Records for this exercise
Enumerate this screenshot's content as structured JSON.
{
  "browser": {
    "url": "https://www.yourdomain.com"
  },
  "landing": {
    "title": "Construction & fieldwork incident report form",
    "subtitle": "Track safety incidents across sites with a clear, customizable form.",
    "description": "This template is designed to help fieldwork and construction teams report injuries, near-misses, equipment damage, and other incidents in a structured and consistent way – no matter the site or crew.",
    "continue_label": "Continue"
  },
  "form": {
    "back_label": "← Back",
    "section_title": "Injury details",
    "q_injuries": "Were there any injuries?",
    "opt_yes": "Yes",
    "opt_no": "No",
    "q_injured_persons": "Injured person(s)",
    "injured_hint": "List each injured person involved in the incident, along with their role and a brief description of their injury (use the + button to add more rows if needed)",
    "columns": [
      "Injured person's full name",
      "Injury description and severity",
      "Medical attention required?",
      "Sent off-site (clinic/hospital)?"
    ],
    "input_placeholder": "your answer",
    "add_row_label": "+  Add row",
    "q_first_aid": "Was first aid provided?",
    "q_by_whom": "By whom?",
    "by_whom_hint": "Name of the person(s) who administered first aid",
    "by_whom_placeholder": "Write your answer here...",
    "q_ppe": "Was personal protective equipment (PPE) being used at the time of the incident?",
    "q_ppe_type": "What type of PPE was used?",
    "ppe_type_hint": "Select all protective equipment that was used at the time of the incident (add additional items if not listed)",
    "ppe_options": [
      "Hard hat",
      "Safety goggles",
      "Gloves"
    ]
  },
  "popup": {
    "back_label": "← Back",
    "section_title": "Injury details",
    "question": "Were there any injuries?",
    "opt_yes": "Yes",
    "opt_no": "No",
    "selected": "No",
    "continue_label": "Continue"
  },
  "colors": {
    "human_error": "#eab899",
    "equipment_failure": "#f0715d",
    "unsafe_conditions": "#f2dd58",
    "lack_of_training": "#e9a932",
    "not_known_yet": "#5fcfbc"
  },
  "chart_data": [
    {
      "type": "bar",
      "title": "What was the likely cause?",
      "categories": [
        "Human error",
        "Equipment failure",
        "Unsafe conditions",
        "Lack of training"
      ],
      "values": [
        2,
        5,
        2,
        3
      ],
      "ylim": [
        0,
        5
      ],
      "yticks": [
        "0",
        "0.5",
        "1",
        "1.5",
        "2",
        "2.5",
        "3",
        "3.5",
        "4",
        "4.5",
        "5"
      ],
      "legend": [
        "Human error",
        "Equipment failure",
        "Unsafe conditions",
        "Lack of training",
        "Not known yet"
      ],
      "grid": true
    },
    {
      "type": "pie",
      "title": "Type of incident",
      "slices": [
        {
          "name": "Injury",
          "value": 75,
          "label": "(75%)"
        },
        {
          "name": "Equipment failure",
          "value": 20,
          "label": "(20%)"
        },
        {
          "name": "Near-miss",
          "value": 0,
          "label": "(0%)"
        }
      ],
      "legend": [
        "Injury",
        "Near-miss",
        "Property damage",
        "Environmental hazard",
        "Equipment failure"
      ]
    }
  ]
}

* * *

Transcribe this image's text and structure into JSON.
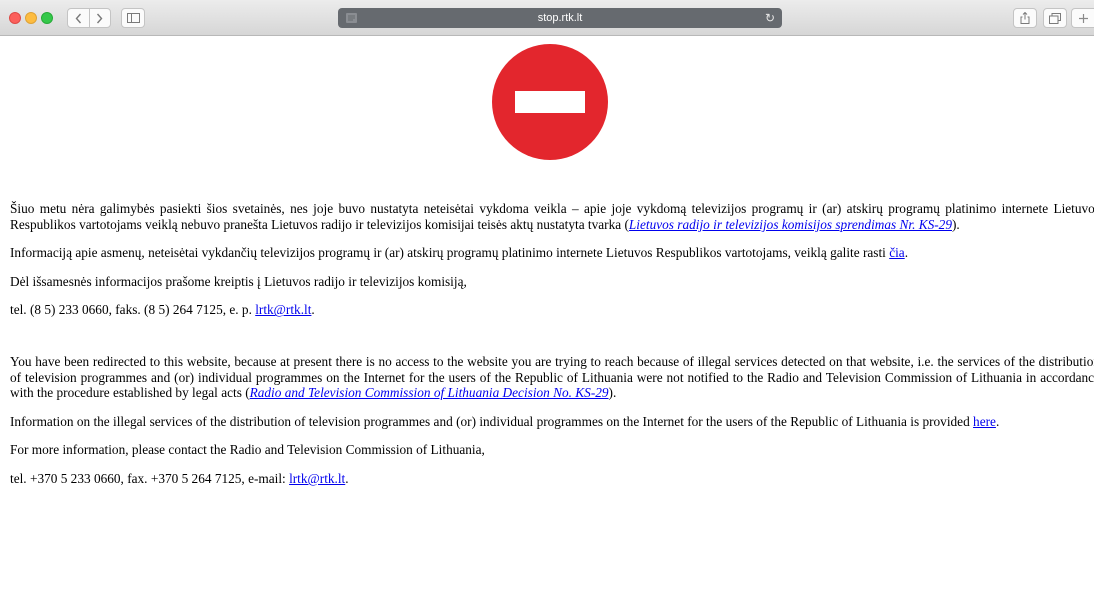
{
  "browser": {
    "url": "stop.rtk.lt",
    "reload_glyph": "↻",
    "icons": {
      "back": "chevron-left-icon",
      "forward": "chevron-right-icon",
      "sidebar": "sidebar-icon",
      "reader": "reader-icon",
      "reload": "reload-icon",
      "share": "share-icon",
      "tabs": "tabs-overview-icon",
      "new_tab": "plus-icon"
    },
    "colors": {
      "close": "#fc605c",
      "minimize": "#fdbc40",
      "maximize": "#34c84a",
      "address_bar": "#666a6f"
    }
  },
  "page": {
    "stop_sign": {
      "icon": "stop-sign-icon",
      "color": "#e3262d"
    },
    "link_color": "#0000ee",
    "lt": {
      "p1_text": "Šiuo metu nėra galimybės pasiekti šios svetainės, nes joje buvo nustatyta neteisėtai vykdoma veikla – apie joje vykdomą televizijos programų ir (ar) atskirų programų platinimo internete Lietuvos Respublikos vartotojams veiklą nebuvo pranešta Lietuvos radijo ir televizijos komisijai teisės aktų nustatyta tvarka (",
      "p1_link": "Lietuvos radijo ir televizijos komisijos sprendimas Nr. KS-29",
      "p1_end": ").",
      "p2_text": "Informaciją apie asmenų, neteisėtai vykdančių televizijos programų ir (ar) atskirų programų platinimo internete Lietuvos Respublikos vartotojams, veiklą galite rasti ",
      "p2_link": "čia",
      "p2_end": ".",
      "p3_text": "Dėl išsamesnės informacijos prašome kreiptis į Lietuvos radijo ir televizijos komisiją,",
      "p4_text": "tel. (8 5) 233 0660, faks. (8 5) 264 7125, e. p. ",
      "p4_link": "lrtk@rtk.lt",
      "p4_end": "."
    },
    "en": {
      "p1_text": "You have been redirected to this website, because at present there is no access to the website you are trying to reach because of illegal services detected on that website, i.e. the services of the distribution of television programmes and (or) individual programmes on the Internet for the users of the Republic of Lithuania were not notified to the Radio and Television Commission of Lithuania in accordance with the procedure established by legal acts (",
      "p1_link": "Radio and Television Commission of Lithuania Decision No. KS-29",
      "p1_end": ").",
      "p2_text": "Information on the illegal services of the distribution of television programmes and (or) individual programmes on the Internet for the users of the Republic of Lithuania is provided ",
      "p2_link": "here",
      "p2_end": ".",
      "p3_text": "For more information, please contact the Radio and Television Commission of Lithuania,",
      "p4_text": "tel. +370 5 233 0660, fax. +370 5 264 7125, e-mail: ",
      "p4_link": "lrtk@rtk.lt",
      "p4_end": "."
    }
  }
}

What is needed
Go through the records and gather the lines that hold "atskirų".

Answer
      "p1_text": "Šiuo metu nėra galimybės pasiekti šios svetainės, nes joje buvo nustatyta neteisėtai vykdoma veikla – apie joje vykdomą televizijos programų ir (ar) atskirų programų platinimo internete Lietuvos Respublikos vartotojams veiklą nebuvo pranešta Lietuvos radijo ir televizijos komisijai teisės aktų nustatyta tvarka (",
      "p2_text": "Informaciją apie asmenų, neteisėtai vykdančių televizijos programų ir (ar) atskirų programų platinimo internete Lietuvos Respublikos vartotojams, veiklą galite rasti ",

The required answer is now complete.